Lesson 2: Properties of Probability

Lesson 2: Properties of Probability

Overview

In this lesson, we learn the fundamental concepts of probability. It is this lesson that will allow us to start putting our first tools into our new probability toolbox.

Objectives

Upon completion of this lesson, you should be able to:

  • Learn why an understanding of probability is so critically important to the advancement of most kinds of scientific research.
  • Learn the definition of an event.
  • Learn how to derive new events by taking subsets, unions, intersections, and/or complements of already existing events.
  • Learn the definitions of specific kinds of events, namely empty events, mutually exclusive (or disjoint) events, and exhaustive events.
  • Learn the formal definition of probability.
  • Learn three ways — the person opinion approach, the relative frequency approach, and the classical approach — of assigning a probability to an event.
  • Learn five fundamental theorems, which when applied, allow us to determine probabilities of various events.
  • Get lots of practice calculating probabilities of various events.

2.1 - Why Probability?

2.1 - Why Probability?

In the previous lesson, we discussed the big picture of the course without really delving into why the study of probability is so vitally important to the advancement of science. Let's do that now by looking at two examples.

Example 2-1

tickets for an event

Suppose that the Penn State Committee for the Fun of Students claims that the average number of concerts attended yearly by Penn State students is 2. Then, suppose that we take a random sample of 50 Penn State students and determine that the average number of concerts attended by the 50 students is:

\(\dfrac{1+4+3+\ldots+2}{50}=3.2\)

Extracted entries —
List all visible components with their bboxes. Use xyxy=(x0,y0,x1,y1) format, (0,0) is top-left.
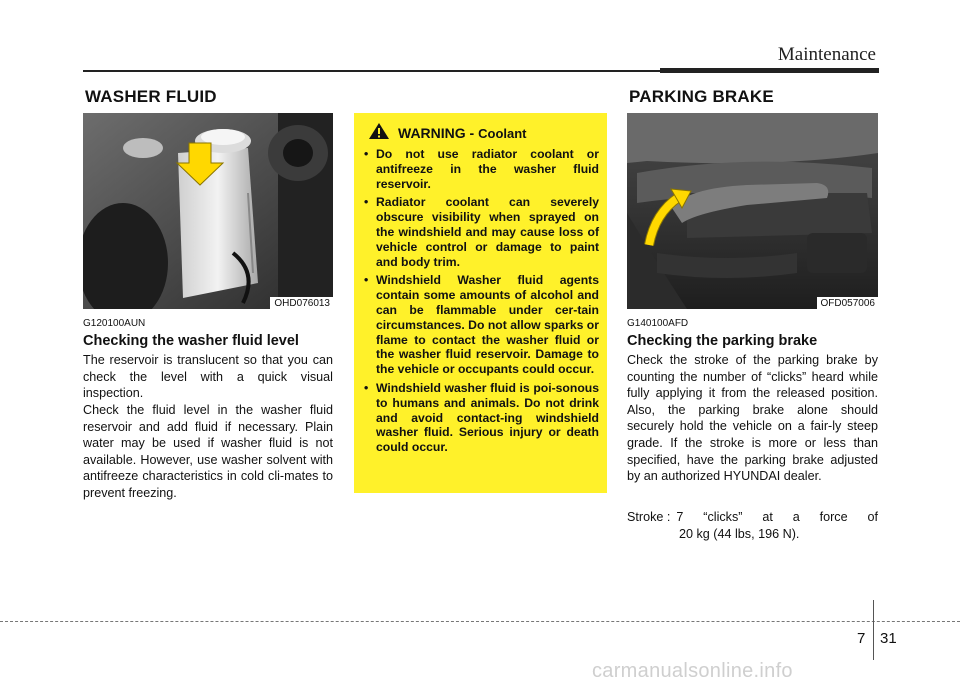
header-accent-bar xyxy=(660,68,879,73)
stroke-row xyxy=(627,509,878,526)
stroke-value-line2: 20 kg (44 lbs, 196 N). xyxy=(679,526,800,541)
warning-item: • Windshield washer fluid is poi-sonous to humans and animals. Do not drink and avoid contact-ing windshield washer fluid. Serious injury or death could occur. xyxy=(364,381,599,455)
photo-code: OHD076013 xyxy=(270,297,333,309)
warning-title xyxy=(398,125,527,141)
warning-item: • Do not use radiator coolant or antifreeze in the washer fluid reservoir. xyxy=(364,147,599,191)
stroke-spec xyxy=(627,509,878,542)
subheading-washer-fluid-level: Checking the washer fluid level xyxy=(83,333,299,349)
doc-code: G140100AFD xyxy=(627,318,689,329)
photo-code: OFD057006 xyxy=(817,297,878,309)
subheading-parking-brake: Checking the parking brake xyxy=(627,333,818,349)
chapter-number: 7 xyxy=(857,630,866,647)
stroke-value-line1: 7 “clicks” at a force of xyxy=(676,510,878,524)
page-divider xyxy=(873,600,874,660)
paragraph-reservoir: The reservoir is translucent so that you can check the level with a quick visual inspection. xyxy=(83,353,333,401)
paragraph-fluid-level: Check the fluid level in the washer fluid reservoir and add fluid if necessary. Plain water may be used if washer fluid is not available. However, use washer solvent with antifreeze characteristics in cold cli-mates to prevent freezing. xyxy=(83,403,333,500)
parking-brake-photo xyxy=(627,113,878,309)
section-title-parking-brake: PARKING BRAKE xyxy=(629,87,774,106)
warning-item: • Radiator coolant can severely obscure visibility when sprayed on the windshield and may cause loss of vehicle control or damage to paint and body trim. xyxy=(364,195,599,269)
section-title-washer-fluid: WASHER FLUID xyxy=(85,87,217,106)
page-number: 31 xyxy=(880,630,897,647)
stroke-label: Stroke : xyxy=(627,510,671,524)
doc-code: G120100AUN xyxy=(83,318,146,329)
paragraph-parking-brake: Check the stroke of the parking brake by counting the number of “clicks” heard while fully applying it from the released position. Also, the parking brake alone should securely hold the vehicle on a fair-ly steep grade. If the stroke is more or less than specified, have the parking brake adjusted by an authorized HYUNDAI dealer. xyxy=(627,353,878,484)
watermark: carmanualsonline.info xyxy=(592,660,793,682)
warning-label: WARNING - xyxy=(398,125,475,141)
page-header-title: Maintenance xyxy=(777,44,876,65)
washer-reservoir-photo xyxy=(83,113,333,309)
warning-topic: Coolant xyxy=(478,126,527,141)
footer-rule xyxy=(0,621,960,622)
warning-box xyxy=(354,113,607,493)
warning-item: • Windshield Washer fluid agents contain some amounts of alcohol and can be flammable under cer-tain circumstances. Do not allow sparks or flame to contact the washer fluid or the washer fluid reservoir. Damage to the vehicle or occupants could occur. xyxy=(364,273,599,377)
warning-list xyxy=(364,147,599,459)
warning-triangle-icon xyxy=(368,122,390,140)
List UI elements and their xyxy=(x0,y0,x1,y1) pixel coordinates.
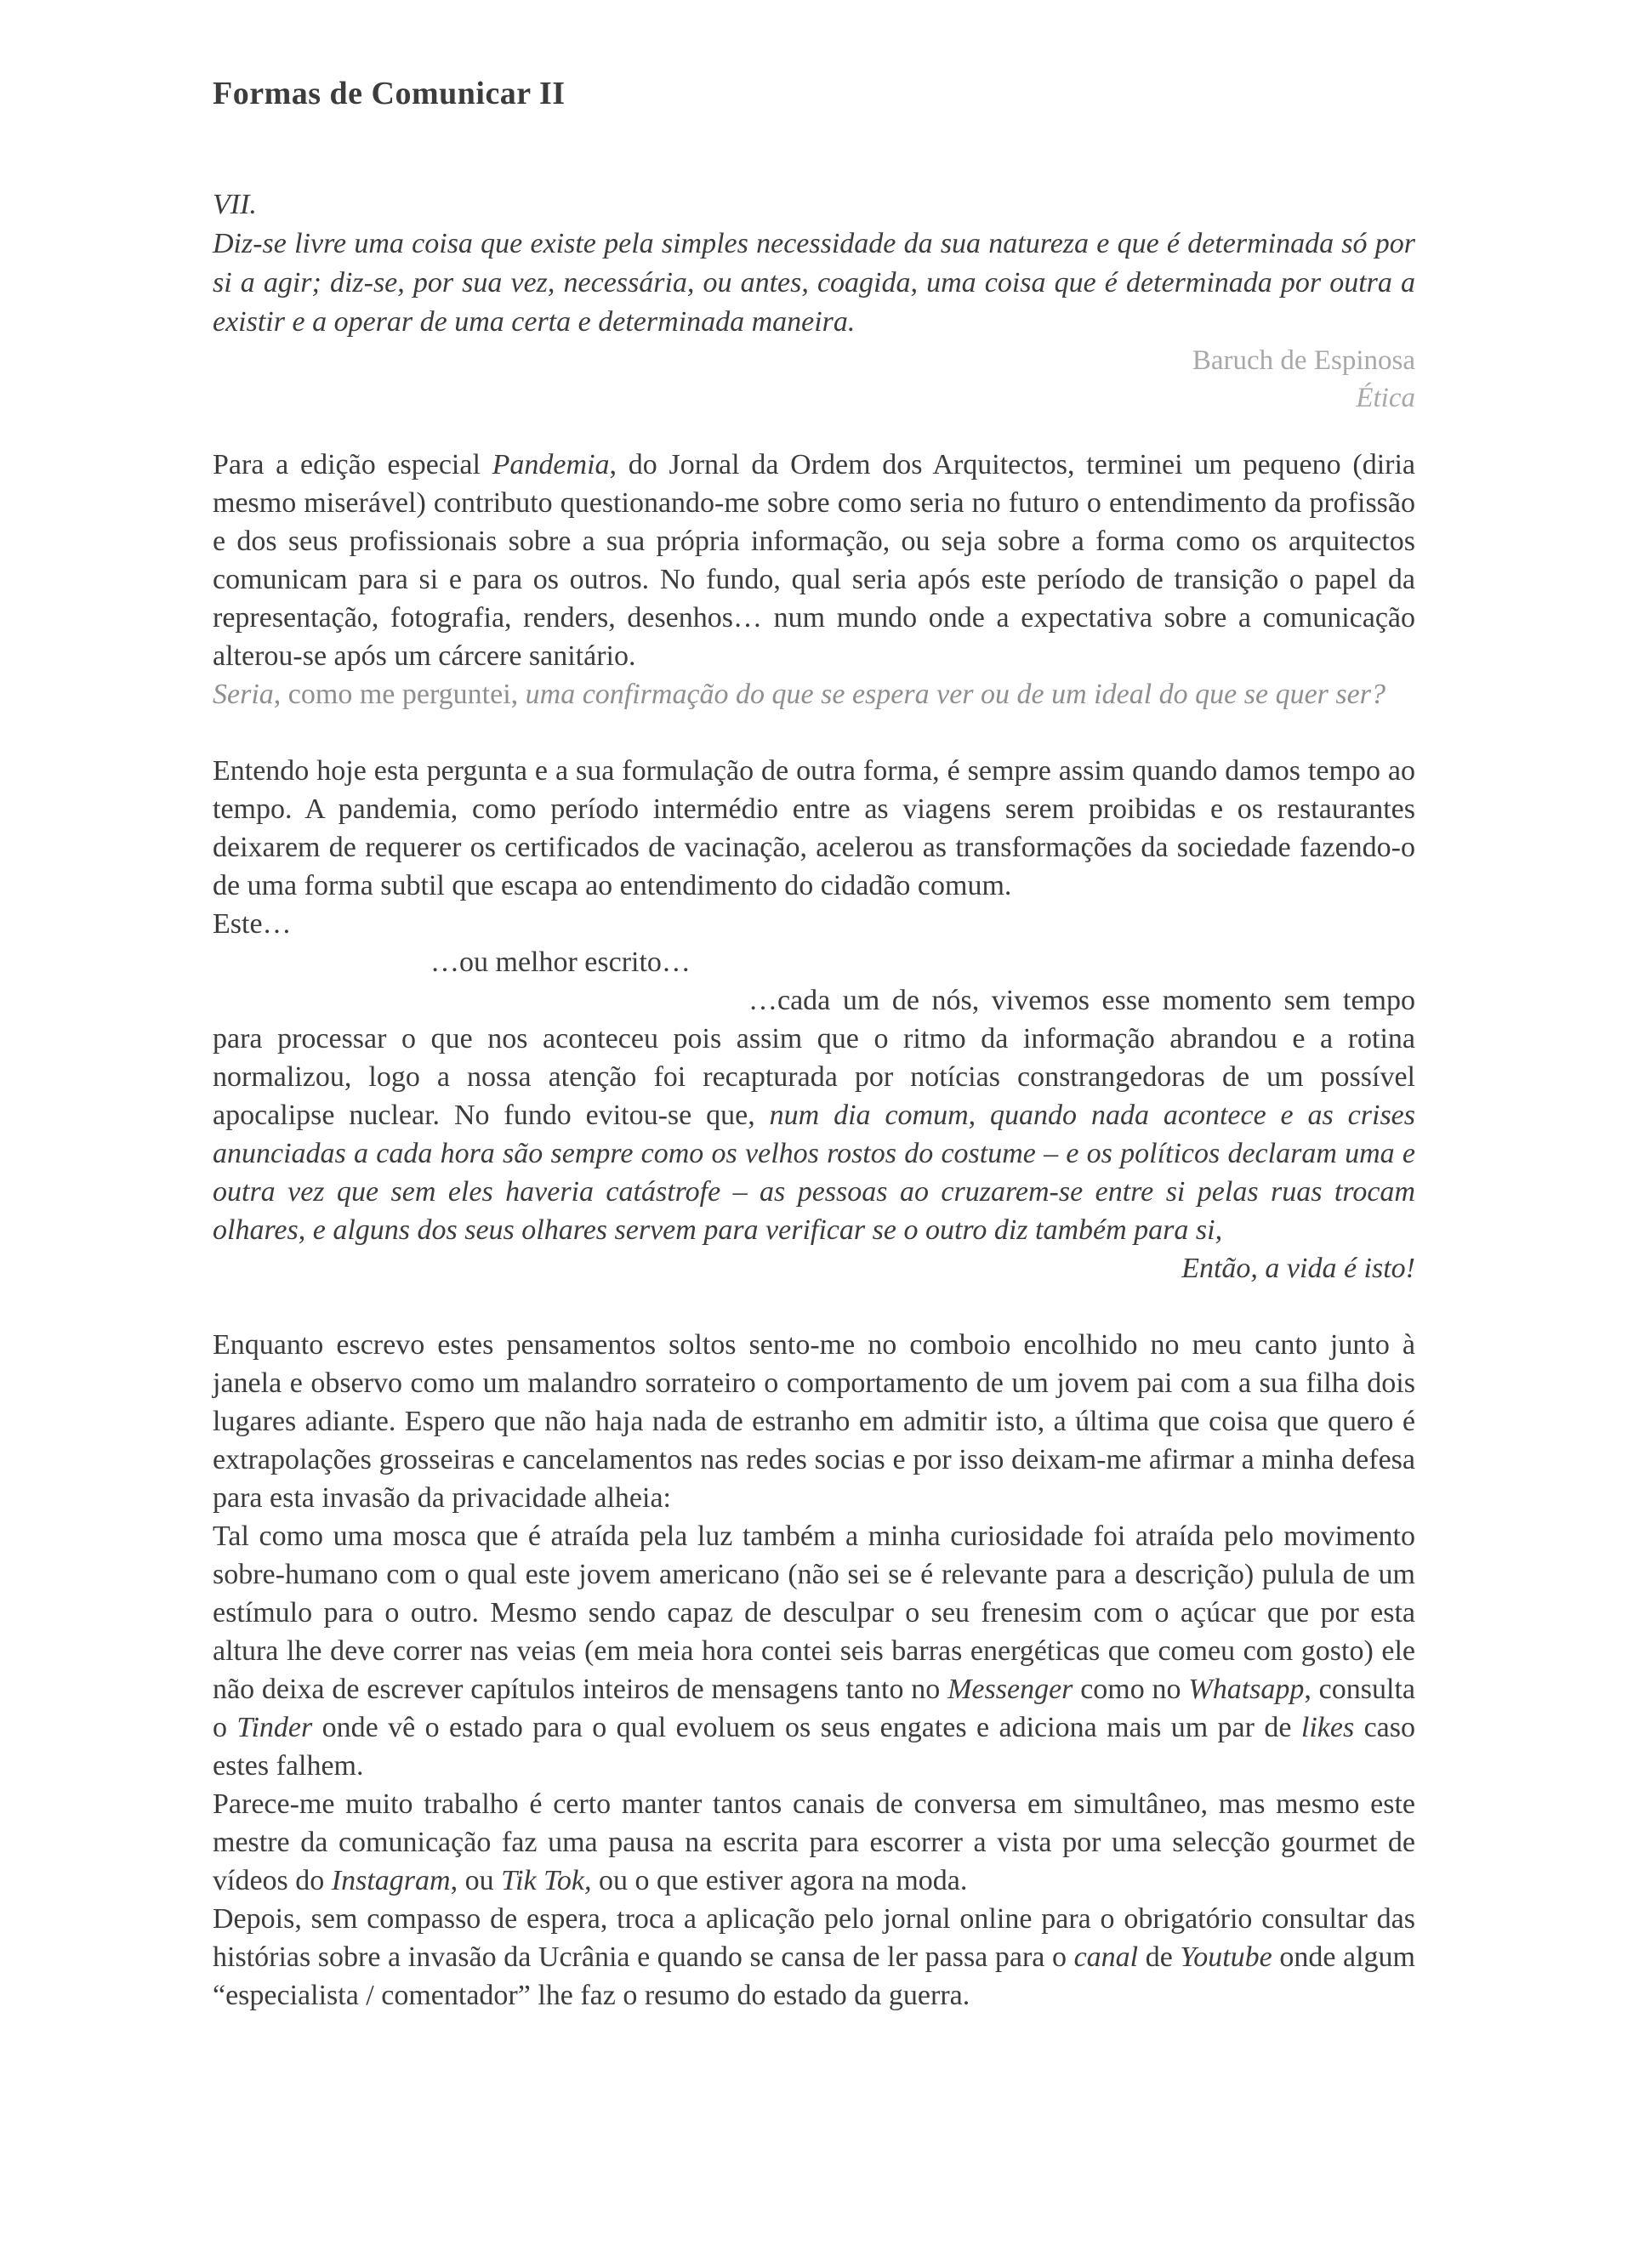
epigraph-source: Ética xyxy=(1356,383,1415,413)
text-run: Entendo hoje esta pergunta e a sua formulação de outra forma, é sempre assim quando damos tempo ao tempo. A pandemia, como período intermédio entre as viagens serem proibidas e os restaurantes deixarem de requerer os certificados de vacinação, acelerou as transformações da sociedade fazendo-o de uma forma subtil que escapa ao entendimento do cidadão comum. xyxy=(213,755,1415,901)
text-run: Para a edição especial xyxy=(213,449,492,480)
text-run: Enquanto escrevo estes pensamentos soltos sento-me no comboio encolhido no meu canto junto à janela e observo como um malandro sorrateiro o comportamento de um jovem pai com a sua filha dois lugares adiante. Espero que não haja nada de estranho em admitir isto, a última que coisa que quero é extrapolações grosseiras e cancelamentos nas redes socias e por isso deixam-me afirmar a minha defesa para esta invasão da privacidade alheia: xyxy=(213,1329,1415,1514)
text-run: canal xyxy=(1073,1941,1139,1973)
line-este xyxy=(213,905,1415,943)
text-run: Tal como uma mosca que é atraída pela luz também a minha curiosidade foi atraída pelo movimento sobre-humano com o qual este jovem americano (não sei se é relevante para a descrição) pulula de um estímulo para o outro. Mesmo sendo capaz de desculpar o seu frenesim com o açúcar que por esta altura lhe deve correr nas veias (em meia hora contei seis barras energéticas que comeu com gosto) ele não deixa de escrever capítulos inteiros de mensagens tanto no xyxy=(213,1521,1415,1705)
text-run: onde algum “especialista / comentador” lhe faz o resumo do estado da guerra. xyxy=(213,1941,1416,2011)
text-run: num dia comum, quando nada acontece e as crises anunciadas a cada hora são sempre como os velhos rostos do costume – e os políticos declaram uma e outra vez que sem eles haveria catástrofe – as pessoas ao cruzarem-se entre si pelas ruas trocam olhares, e alguns dos seus olhares servem para verificar se o outro diz também para si, xyxy=(213,1100,1416,1246)
text-run: caso estes falhem. xyxy=(213,1712,1416,1782)
paragraph-enquanto-escrevo xyxy=(213,1326,1415,1517)
text-run: Youtube xyxy=(1180,1941,1272,1973)
paragraph-parece-me-muito-trabalho xyxy=(213,1785,1415,1900)
text-run: Instagram xyxy=(331,1865,451,1896)
text-run: como no xyxy=(1073,1674,1189,1705)
text-run: Tik Tok, xyxy=(501,1865,592,1896)
epigraph-number: VII. xyxy=(213,189,257,220)
text-run: , ou xyxy=(450,1865,502,1896)
text-run: Então, a vida é isto! xyxy=(1181,1253,1415,1284)
text-run: …ou melhor escrito… xyxy=(430,946,691,978)
text-run: Depois, sem compasso de espera, troca a aplicação pelo jornal online para o obrigatório consultar das histórias sobre a invasão da Ucrânia e quando se cansa de ler passa para o xyxy=(213,1903,1415,1973)
text-run: …cada um de nós, vivemos esse momento sem tempo para processar o que nos aconteceu pois assim que o ritmo da informação abrandou e a rotina normalizou, logo a nossa atenção foi recapturada por notícias constrangedoras de um possível apocalipse nuclear. No fundo evitou-se que, xyxy=(213,985,1415,1131)
text-run: Messenger xyxy=(947,1674,1073,1705)
epigraph-author: Baruch de Espinosa xyxy=(1192,345,1415,376)
text-run: de xyxy=(1138,1941,1181,1973)
line-seria xyxy=(213,675,1415,713)
epigraph-quote: Diz-se livre uma coisa que existe pela simples necessidade da sua natureza e que é determinada só por si a agir; diz-se, por sua vez, necessária, ou antes, coagida, uma coisa que é determinada por outra a existir e a operar de uma certa e determinada maneira. xyxy=(213,228,1415,338)
text-run: ou o que estiver agora na moda. xyxy=(591,1865,968,1896)
line-ou-melhor-escrito xyxy=(213,943,1415,981)
text-run: Whatsapp xyxy=(1188,1674,1305,1705)
text-run: Tinder xyxy=(236,1712,313,1743)
paragraph-tal-como-uma-mosca xyxy=(213,1517,1415,1785)
paragraph-cada-um-de-nos xyxy=(213,981,1415,1249)
line-entao-a-vida xyxy=(213,1249,1415,1287)
text-run: , consulta o xyxy=(213,1674,1415,1743)
text-run: Parece-me muito trabalho é certo manter tantos canais de conversa em simultâneo, mas mesmo este mestre da comunicação faz uma pausa na escrita para escorrer a vista por uma selecção gourmet de vídeos do xyxy=(213,1788,1415,1896)
text-run: onde vê o estado para o qual evoluem os seus engates e adiciona mais um par de xyxy=(312,1712,1301,1743)
text-run: uma confirmação do que se espera ver ou de um ideal do que se quer ser? xyxy=(525,679,1385,710)
text-run: , como me perguntei, xyxy=(273,679,526,710)
text-run: Este… xyxy=(213,908,292,940)
text-run: Pandemia xyxy=(492,449,610,480)
text-run: likes xyxy=(1300,1712,1355,1743)
text-run: Seria xyxy=(213,679,274,710)
document-body xyxy=(213,446,1415,2015)
epigraph xyxy=(213,185,1415,417)
paragraph-depois-sem-compasso xyxy=(213,1900,1415,2015)
paragraph-entendo xyxy=(213,752,1415,905)
text-run: , do Jornal da Ordem dos Arquitectos, terminei um pequeno (diria mesmo miserável) contributo questionando-me sobre como seria no futuro o entendimento da profissão e dos seus profissionais sobre a sua própria informação, ou seja sobre a forma como os arquitectos comunicam para si e para os outros. No fundo, qual seria após este período de transição o papel da representação, fotografia, renders, desenhos… num mundo onde a expectativa sobre a comunicação alterou-se após um cárcere sanitário. xyxy=(213,449,1415,672)
paragraph-pandemia xyxy=(213,446,1415,675)
document-title: Formas de Comunicar II xyxy=(213,76,566,111)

Exercise requirements —
- a) Answer these questions about the probability lesson:
(i) How many fundamental theorems does the lesson say will be learned?
(ii) How many Penn State students are in the random sample in Example 2-1?
(iii) What average number of concerts attended yearly does the Penn State Committee for the Fun of Students claim?
- b) In the records, convert the stretch from the line that contains "header-accent-bar xyxy=(660,68,879,73)" through the line that contains "stroke-value-line2: 20 kg" into a JSON list of strings, one string per line.

List of solutions —
- a)
(i) Five.
(ii) 50.
(iii) 2.

- b)
[
  "header-accent-bar xyxy=(660,68,879,73)",
  "stroke-row xyxy=(627,509,878,526)",
  "stroke-value-line2: 20 kg (44 lbs, 196 N). xyxy=(679,526,800,541)"
]